**Stated goal:**
Return the records word for word, beginning with the first line and ending after the line that contains "408, 847, 424]".
## begin Extracted data
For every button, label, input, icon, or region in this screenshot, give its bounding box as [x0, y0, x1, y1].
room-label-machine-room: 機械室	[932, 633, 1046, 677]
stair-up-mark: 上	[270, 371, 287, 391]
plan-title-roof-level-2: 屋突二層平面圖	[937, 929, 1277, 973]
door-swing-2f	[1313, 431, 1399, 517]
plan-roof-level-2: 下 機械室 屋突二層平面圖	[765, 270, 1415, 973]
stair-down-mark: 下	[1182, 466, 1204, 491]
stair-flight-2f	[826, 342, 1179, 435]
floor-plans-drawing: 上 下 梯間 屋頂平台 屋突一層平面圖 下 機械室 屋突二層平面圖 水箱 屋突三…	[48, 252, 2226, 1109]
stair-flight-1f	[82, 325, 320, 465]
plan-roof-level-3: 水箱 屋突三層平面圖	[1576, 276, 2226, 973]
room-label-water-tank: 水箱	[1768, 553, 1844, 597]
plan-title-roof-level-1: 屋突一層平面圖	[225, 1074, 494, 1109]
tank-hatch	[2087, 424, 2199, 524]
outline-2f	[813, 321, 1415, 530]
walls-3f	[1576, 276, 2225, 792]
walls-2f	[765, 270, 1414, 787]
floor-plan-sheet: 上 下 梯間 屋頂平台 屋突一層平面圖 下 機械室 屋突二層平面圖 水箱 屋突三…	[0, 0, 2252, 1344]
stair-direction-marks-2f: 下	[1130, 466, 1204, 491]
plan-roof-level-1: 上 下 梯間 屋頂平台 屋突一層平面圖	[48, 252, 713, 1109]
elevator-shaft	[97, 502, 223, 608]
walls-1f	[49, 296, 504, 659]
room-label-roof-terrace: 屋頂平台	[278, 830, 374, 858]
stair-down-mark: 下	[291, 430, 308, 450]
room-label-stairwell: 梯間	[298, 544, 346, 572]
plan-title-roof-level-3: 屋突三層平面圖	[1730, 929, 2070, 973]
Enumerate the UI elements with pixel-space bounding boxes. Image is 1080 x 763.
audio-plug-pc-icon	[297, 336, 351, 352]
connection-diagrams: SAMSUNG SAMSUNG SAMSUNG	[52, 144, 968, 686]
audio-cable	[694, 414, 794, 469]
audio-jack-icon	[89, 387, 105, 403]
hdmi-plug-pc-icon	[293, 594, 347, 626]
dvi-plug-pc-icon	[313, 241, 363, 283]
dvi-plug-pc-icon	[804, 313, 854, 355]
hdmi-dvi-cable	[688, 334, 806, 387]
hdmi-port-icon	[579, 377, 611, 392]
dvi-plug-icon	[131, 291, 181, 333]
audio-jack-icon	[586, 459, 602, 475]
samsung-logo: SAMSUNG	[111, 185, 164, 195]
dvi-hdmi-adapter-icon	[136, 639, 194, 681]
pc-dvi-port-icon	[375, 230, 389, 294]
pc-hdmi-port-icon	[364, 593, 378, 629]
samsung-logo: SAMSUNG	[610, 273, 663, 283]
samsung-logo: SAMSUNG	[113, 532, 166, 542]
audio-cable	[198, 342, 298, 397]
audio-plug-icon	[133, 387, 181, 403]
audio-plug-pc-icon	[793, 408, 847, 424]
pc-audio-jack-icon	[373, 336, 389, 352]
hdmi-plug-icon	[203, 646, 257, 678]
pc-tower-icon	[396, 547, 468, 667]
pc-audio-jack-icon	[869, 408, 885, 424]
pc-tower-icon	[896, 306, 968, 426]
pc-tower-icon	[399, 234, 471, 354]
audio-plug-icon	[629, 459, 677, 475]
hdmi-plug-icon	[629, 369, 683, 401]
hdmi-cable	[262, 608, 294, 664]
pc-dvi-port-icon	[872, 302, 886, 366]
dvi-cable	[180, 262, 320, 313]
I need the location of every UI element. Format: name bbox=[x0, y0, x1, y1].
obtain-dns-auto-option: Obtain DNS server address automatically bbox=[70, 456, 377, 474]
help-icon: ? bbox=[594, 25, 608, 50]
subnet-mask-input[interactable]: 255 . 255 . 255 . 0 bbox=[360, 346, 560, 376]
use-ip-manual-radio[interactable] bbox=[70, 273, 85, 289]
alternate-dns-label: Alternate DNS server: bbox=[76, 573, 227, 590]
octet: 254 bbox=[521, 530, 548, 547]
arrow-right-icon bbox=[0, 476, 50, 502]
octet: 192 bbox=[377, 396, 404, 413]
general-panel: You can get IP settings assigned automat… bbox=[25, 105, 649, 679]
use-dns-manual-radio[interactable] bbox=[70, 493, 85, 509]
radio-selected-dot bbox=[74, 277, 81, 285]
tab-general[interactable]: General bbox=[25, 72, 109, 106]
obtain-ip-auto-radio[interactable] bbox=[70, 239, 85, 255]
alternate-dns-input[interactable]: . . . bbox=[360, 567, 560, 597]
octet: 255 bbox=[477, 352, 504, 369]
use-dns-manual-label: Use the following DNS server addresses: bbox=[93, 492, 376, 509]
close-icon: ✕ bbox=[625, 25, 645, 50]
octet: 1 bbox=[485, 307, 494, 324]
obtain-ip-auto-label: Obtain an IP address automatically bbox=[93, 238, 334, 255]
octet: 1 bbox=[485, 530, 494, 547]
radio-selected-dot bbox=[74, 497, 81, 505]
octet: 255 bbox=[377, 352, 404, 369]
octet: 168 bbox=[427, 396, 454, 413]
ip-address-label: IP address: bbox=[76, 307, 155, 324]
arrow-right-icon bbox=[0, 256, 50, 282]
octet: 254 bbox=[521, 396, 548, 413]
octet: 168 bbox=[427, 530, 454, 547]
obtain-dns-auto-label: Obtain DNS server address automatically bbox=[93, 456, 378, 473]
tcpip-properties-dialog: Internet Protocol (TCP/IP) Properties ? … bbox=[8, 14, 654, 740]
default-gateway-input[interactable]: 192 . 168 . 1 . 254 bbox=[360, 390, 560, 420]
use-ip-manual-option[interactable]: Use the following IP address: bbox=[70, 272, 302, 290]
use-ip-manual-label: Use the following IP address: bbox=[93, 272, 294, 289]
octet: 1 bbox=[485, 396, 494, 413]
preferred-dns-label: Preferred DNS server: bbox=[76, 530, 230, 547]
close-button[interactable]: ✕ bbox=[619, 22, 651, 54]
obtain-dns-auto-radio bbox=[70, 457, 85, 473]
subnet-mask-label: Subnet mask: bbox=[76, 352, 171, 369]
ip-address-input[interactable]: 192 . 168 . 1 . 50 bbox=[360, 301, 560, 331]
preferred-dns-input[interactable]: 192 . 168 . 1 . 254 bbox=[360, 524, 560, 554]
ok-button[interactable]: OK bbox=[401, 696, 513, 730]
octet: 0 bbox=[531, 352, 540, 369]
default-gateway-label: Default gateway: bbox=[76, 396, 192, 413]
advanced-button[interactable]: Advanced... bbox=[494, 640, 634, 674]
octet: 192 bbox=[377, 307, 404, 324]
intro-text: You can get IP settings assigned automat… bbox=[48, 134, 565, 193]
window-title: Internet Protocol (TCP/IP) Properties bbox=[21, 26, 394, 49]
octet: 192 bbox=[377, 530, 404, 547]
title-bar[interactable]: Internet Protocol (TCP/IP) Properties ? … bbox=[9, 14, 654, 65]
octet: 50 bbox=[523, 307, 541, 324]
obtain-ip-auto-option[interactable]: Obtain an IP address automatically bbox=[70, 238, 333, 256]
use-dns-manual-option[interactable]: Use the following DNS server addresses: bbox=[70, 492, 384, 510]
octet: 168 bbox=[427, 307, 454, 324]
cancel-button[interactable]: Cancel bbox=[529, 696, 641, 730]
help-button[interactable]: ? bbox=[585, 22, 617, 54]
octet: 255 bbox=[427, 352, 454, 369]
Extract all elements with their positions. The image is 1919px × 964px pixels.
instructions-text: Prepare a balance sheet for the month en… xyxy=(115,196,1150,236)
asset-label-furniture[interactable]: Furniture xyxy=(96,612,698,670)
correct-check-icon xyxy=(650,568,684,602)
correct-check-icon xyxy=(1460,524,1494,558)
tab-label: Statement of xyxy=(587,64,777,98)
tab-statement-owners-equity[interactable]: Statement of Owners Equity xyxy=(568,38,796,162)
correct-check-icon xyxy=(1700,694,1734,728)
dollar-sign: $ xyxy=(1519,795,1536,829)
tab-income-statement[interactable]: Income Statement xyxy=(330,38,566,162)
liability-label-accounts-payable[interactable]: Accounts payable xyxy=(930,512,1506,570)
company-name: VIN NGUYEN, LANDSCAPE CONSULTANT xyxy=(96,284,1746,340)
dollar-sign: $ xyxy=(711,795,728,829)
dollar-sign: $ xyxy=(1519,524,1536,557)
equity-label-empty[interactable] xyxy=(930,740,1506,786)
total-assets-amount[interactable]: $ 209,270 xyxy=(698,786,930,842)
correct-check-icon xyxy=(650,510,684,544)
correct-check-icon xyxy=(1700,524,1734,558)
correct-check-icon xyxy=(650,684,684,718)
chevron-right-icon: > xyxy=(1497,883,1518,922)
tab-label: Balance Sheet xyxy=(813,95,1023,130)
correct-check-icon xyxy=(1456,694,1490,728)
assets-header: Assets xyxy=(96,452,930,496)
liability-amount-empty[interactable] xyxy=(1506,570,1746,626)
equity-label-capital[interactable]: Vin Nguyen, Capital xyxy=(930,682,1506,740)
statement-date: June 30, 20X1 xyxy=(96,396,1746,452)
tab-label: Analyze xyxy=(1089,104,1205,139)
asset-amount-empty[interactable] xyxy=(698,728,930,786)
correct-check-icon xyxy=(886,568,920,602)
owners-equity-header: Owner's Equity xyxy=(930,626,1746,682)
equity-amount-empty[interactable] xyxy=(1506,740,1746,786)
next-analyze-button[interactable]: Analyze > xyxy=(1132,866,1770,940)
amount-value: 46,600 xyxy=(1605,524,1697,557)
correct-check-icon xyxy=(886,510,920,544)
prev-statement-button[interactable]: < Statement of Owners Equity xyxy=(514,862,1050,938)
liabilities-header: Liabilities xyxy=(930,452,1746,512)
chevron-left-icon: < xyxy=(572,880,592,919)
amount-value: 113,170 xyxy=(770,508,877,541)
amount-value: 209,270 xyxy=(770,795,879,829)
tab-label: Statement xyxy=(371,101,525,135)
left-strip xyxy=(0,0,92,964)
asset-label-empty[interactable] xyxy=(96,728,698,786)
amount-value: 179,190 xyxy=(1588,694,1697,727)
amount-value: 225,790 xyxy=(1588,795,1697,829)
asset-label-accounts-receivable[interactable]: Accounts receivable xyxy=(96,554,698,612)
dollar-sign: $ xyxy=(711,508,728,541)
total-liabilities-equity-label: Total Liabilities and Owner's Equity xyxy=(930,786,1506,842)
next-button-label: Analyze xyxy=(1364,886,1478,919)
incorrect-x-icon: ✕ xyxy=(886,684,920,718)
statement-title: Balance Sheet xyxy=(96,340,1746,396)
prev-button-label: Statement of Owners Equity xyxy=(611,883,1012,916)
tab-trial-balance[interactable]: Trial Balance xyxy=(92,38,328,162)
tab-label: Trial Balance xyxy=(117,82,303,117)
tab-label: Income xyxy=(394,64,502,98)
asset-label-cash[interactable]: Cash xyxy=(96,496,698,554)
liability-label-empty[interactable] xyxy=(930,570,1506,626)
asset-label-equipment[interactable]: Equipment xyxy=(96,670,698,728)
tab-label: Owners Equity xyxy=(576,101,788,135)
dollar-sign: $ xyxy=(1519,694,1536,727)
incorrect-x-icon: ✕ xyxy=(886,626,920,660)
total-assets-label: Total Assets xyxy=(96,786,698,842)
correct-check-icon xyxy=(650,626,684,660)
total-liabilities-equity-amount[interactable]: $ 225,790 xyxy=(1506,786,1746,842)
## end Extracted data
**Solution below:**
For every button, label, input, icon, or region in this screenshot, give its bounding box as [x0, y0, x1, y1].
room-label-machine-room: 機械室	[932, 633, 1046, 677]
stair-up-mark: 上	[270, 371, 287, 391]
plan-title-roof-level-2: 屋突二層平面圖	[937, 929, 1277, 973]
door-swing-2f	[1313, 431, 1399, 517]
plan-roof-level-2: 下 機械室 屋突二層平面圖	[765, 270, 1415, 973]
stair-down-mark: 下	[1182, 466, 1204, 491]
stair-flight-2f	[826, 342, 1179, 435]
floor-plans-drawing: 上 下 梯間 屋頂平台 屋突一層平面圖 下 機械室 屋突二層平面圖 水箱 屋突三…	[48, 252, 2226, 1109]
stair-flight-1f	[82, 325, 320, 465]
plan-roof-level-3: 水箱 屋突三層平面圖	[1576, 276, 2226, 973]
room-label-water-tank: 水箱	[1768, 553, 1844, 597]
plan-title-roof-level-1: 屋突一層平面圖	[225, 1074, 494, 1109]
tank-hatch	[2087, 424, 2199, 524]
outline-2f	[813, 321, 1415, 530]
walls-3f	[1576, 276, 2225, 792]
walls-2f	[765, 270, 1414, 787]
floor-plan-sheet: 上 下 梯間 屋頂平台 屋突一層平面圖 下 機械室 屋突二層平面圖 水箱 屋突三…	[0, 0, 2252, 1344]
stair-direction-marks-2f: 下	[1130, 466, 1204, 491]
plan-roof-level-1: 上 下 梯間 屋頂平台 屋突一層平面圖	[48, 252, 713, 1109]
elevator-shaft	[97, 502, 223, 608]
walls-1f	[49, 296, 504, 659]
room-label-roof-terrace: 屋頂平台	[278, 830, 374, 858]
stair-down-mark: 下	[291, 430, 308, 450]
room-label-stairwell: 梯間	[298, 544, 346, 572]
plan-title-roof-level-3: 屋突三層平面圖	[1730, 929, 2070, 973]
Enumerate the UI elements with pixel-space bounding boxes. Image is 1080 x 763.
audio-plug-pc-icon	[297, 336, 351, 352]
connection-diagrams: SAMSUNG SAMSUNG SAMSUNG	[52, 144, 968, 686]
audio-cable	[694, 414, 794, 469]
audio-jack-icon	[89, 387, 105, 403]
hdmi-plug-pc-icon	[293, 594, 347, 626]
dvi-plug-pc-icon	[313, 241, 363, 283]
dvi-plug-pc-icon	[804, 313, 854, 355]
hdmi-dvi-cable	[688, 334, 806, 387]
hdmi-port-icon	[579, 377, 611, 392]
dvi-plug-icon	[131, 291, 181, 333]
audio-jack-icon	[586, 459, 602, 475]
samsung-logo: SAMSUNG	[111, 185, 164, 195]
dvi-hdmi-adapter-icon	[136, 639, 194, 681]
pc-dvi-port-icon	[375, 230, 389, 294]
pc-hdmi-port-icon	[364, 593, 378, 629]
samsung-logo: SAMSUNG	[610, 273, 663, 283]
samsung-logo: SAMSUNG	[113, 532, 166, 542]
audio-cable	[198, 342, 298, 397]
audio-plug-icon	[133, 387, 181, 403]
audio-plug-pc-icon	[793, 408, 847, 424]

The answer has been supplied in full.